### Work instructions
In the listing below, count the lines containing the string "Multiplayer" and state only the number.

[Records from a data collection]
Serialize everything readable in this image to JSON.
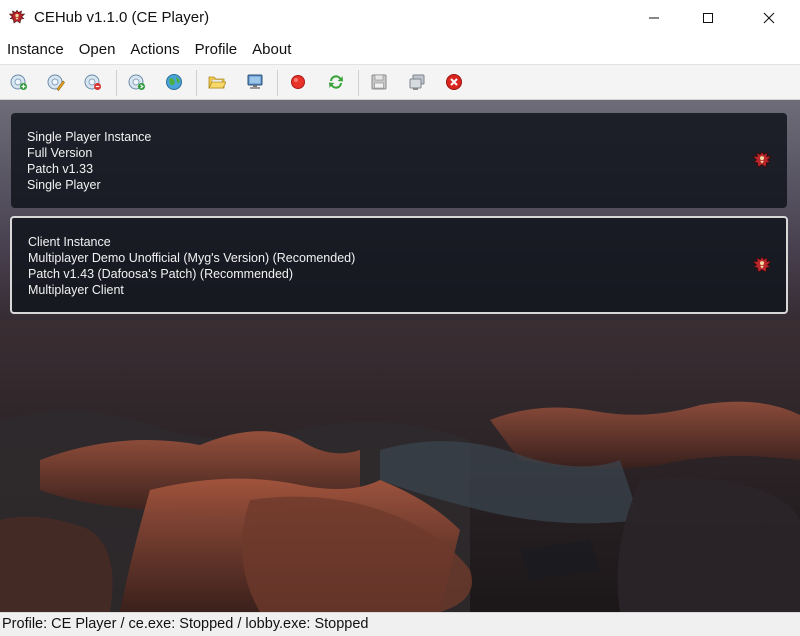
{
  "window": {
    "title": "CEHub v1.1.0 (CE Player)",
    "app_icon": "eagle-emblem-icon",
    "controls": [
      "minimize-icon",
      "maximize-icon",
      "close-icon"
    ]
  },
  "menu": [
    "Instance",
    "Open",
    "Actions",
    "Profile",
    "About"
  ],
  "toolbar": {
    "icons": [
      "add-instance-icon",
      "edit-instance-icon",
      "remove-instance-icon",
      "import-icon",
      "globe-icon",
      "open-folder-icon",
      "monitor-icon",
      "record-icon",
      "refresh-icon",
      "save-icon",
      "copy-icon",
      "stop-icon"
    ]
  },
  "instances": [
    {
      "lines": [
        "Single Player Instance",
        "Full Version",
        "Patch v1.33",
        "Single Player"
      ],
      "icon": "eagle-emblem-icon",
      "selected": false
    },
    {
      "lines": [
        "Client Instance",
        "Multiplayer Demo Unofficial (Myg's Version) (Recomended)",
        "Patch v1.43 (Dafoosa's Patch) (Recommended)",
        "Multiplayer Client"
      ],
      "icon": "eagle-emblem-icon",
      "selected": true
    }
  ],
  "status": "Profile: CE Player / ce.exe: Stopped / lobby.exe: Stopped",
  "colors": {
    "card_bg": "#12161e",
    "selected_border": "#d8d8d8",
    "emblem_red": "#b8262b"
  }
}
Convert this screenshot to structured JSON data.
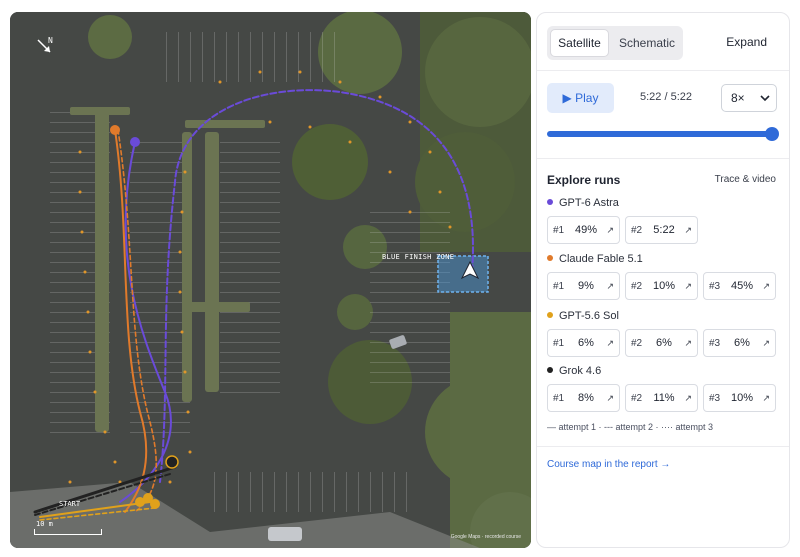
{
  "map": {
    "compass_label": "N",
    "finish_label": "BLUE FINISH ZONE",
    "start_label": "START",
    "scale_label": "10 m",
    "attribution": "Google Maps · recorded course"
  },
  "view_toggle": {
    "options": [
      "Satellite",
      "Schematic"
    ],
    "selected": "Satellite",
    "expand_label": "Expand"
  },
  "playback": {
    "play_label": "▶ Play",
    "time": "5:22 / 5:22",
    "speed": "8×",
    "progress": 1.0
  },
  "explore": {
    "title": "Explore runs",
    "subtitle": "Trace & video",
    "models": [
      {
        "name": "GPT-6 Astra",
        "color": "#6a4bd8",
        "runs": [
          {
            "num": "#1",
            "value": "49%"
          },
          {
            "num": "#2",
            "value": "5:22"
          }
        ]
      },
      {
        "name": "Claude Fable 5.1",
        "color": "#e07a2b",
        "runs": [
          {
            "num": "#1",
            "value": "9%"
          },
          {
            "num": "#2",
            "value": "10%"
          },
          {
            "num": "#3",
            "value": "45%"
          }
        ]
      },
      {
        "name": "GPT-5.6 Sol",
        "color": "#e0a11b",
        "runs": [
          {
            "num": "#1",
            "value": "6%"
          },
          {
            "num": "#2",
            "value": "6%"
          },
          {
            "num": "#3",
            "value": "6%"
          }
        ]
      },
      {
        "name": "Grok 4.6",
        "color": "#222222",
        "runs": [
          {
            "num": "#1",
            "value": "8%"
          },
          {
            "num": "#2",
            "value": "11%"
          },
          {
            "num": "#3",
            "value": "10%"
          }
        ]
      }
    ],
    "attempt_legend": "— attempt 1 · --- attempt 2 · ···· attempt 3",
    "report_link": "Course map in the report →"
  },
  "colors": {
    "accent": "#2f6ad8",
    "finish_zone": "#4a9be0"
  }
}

--

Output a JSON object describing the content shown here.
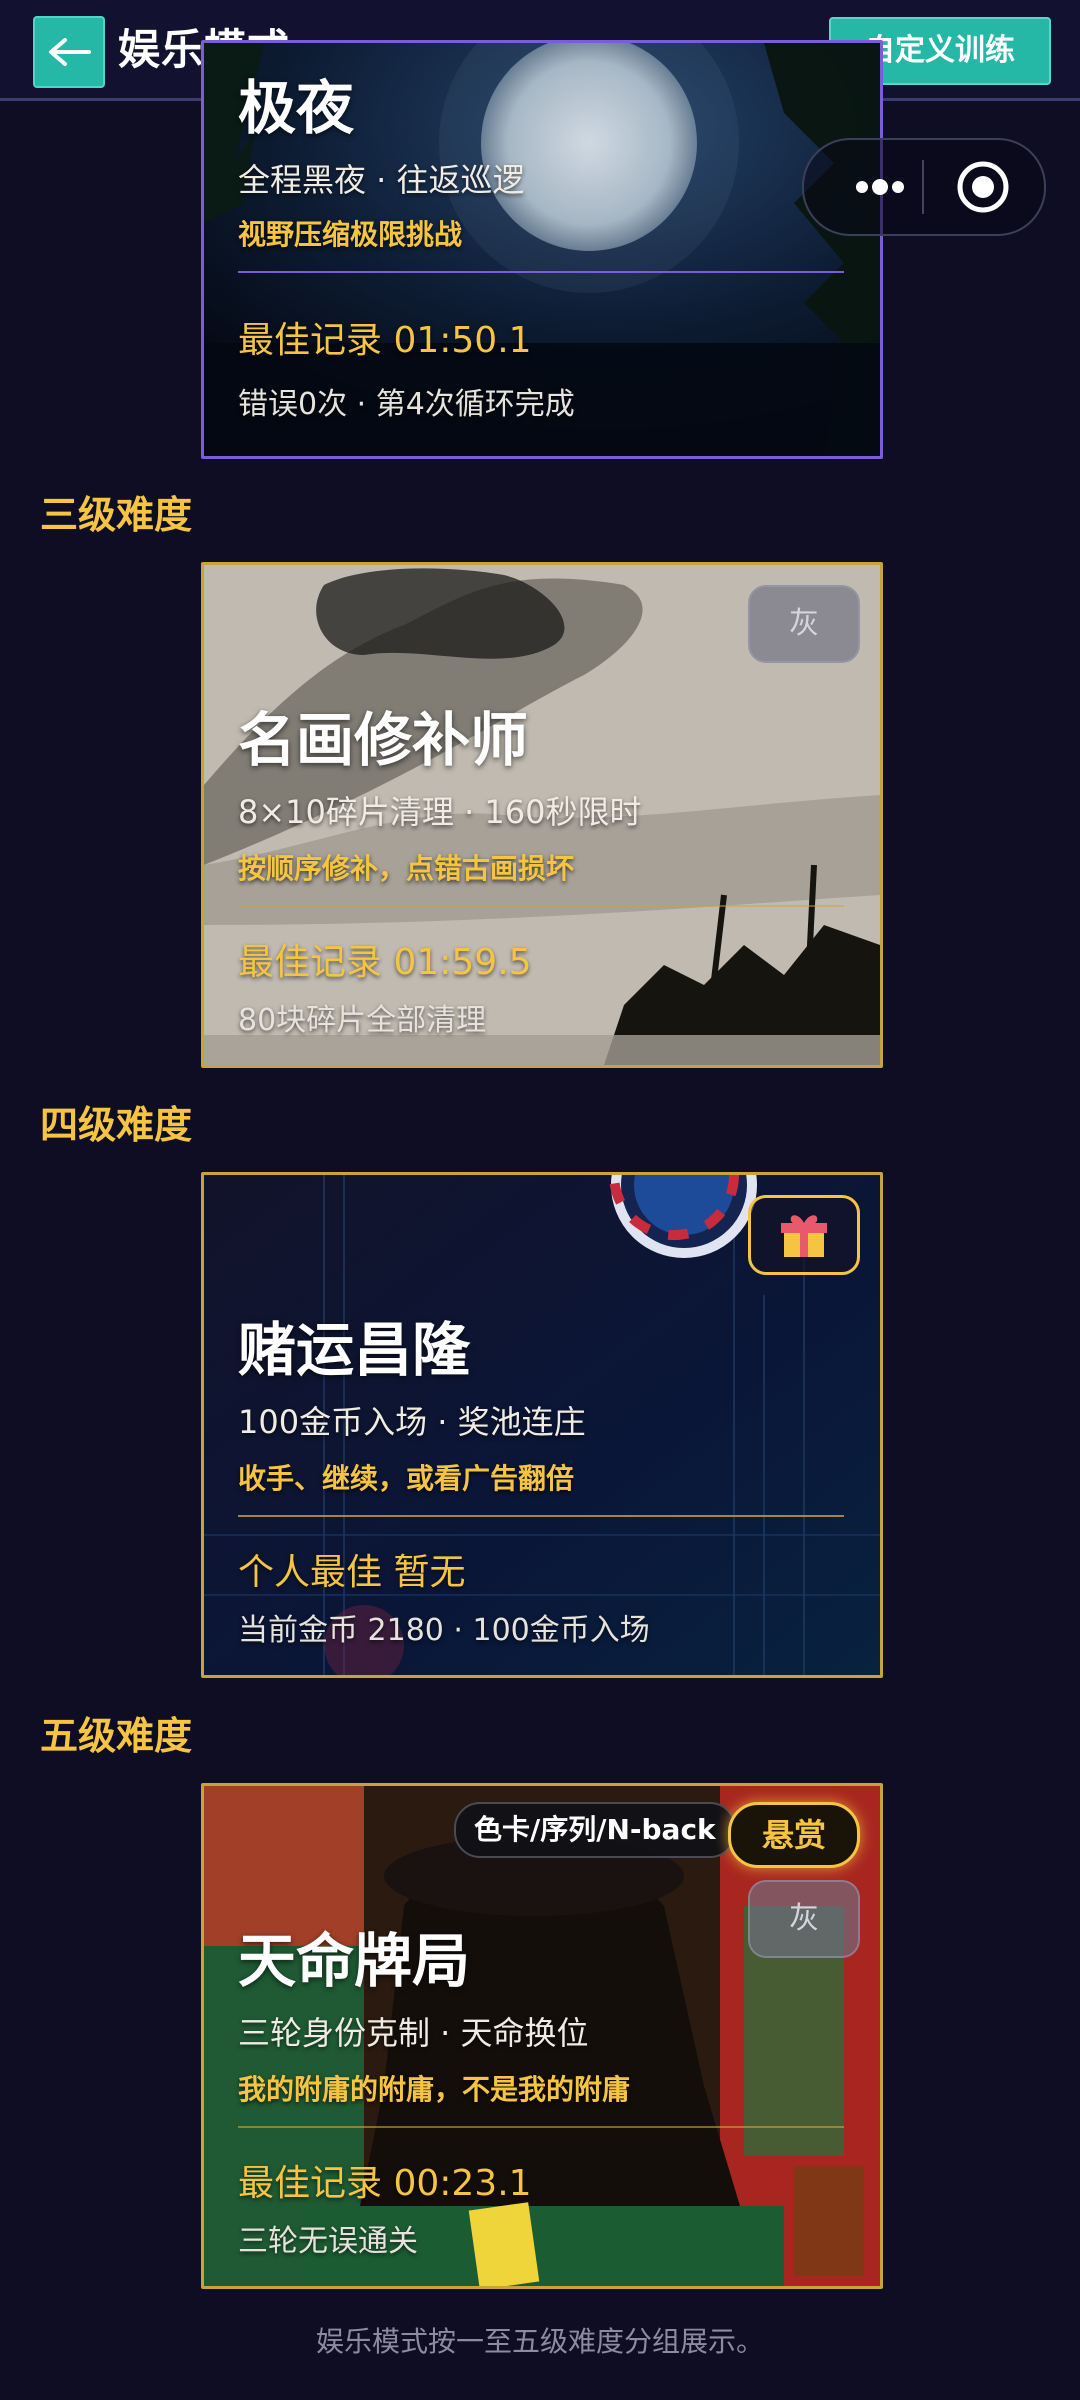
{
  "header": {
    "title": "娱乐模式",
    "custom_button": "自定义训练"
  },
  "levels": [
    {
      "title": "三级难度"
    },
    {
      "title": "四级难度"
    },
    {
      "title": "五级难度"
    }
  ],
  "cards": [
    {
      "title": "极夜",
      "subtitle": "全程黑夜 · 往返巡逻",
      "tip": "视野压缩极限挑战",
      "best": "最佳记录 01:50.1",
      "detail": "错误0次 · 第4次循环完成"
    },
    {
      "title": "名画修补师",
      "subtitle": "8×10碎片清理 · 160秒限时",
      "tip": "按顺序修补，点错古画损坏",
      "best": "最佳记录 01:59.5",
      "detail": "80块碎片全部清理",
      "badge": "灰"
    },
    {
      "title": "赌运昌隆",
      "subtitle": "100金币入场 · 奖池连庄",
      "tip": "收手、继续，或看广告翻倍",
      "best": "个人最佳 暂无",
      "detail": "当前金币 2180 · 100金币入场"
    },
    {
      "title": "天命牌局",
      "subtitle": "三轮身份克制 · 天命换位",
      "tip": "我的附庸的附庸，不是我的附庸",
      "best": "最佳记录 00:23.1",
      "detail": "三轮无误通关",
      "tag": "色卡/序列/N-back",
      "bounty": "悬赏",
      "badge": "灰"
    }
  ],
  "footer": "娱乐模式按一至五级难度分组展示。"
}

==

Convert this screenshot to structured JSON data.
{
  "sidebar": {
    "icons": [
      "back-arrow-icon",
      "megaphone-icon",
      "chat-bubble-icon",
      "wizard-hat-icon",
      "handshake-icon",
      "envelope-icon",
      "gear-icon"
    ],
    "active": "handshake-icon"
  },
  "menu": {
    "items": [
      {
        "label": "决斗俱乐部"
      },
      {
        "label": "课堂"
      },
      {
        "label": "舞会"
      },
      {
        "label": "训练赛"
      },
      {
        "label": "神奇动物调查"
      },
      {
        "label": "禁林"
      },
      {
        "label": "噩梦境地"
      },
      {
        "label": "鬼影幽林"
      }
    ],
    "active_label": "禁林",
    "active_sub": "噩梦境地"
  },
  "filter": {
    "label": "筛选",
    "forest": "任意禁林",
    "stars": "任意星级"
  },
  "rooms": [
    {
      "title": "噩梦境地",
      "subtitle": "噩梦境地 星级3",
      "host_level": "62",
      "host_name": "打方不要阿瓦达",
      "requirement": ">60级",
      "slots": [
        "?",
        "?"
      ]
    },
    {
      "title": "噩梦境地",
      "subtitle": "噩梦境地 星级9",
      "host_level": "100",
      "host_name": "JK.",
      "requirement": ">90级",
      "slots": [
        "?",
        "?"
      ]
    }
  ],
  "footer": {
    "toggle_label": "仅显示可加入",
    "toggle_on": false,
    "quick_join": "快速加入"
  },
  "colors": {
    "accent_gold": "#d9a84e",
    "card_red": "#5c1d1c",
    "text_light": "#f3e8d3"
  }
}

### Correct result
2